## Begin Exercise materials
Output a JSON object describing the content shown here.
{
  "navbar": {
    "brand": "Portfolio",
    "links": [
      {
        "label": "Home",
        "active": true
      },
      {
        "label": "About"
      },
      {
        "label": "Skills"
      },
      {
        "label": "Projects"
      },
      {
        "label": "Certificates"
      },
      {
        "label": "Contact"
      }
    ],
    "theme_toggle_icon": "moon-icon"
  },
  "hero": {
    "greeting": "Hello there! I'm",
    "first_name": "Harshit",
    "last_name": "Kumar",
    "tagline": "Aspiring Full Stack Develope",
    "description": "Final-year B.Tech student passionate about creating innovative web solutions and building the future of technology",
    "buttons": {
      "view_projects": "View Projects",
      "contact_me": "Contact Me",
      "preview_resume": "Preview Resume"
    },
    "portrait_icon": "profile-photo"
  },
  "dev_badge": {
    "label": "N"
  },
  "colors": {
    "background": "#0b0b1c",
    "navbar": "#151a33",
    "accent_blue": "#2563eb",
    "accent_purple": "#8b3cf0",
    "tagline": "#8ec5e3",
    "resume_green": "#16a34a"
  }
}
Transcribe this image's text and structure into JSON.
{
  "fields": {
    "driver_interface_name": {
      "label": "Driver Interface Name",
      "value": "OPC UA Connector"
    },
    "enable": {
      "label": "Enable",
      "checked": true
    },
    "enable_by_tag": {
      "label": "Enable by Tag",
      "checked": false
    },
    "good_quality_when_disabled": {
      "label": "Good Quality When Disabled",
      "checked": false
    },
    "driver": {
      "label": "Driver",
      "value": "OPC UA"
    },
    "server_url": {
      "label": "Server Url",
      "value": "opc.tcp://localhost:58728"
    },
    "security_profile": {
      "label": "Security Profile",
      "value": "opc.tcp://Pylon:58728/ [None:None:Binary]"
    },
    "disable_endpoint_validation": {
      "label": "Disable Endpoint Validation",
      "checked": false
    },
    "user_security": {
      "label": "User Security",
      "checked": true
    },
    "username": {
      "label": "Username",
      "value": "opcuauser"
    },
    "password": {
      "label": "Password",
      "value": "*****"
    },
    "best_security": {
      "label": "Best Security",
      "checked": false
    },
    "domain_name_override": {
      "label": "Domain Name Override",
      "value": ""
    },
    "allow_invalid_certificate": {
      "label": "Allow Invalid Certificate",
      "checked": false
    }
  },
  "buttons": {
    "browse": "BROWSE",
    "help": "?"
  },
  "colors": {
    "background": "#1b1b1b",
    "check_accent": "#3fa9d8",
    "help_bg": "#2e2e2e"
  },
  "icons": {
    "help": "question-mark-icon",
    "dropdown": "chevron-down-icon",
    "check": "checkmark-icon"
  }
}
## End Exercise materials
Using the records above, say how many lines include the string "JSON". Only the number is wanted.

## [Task output]
2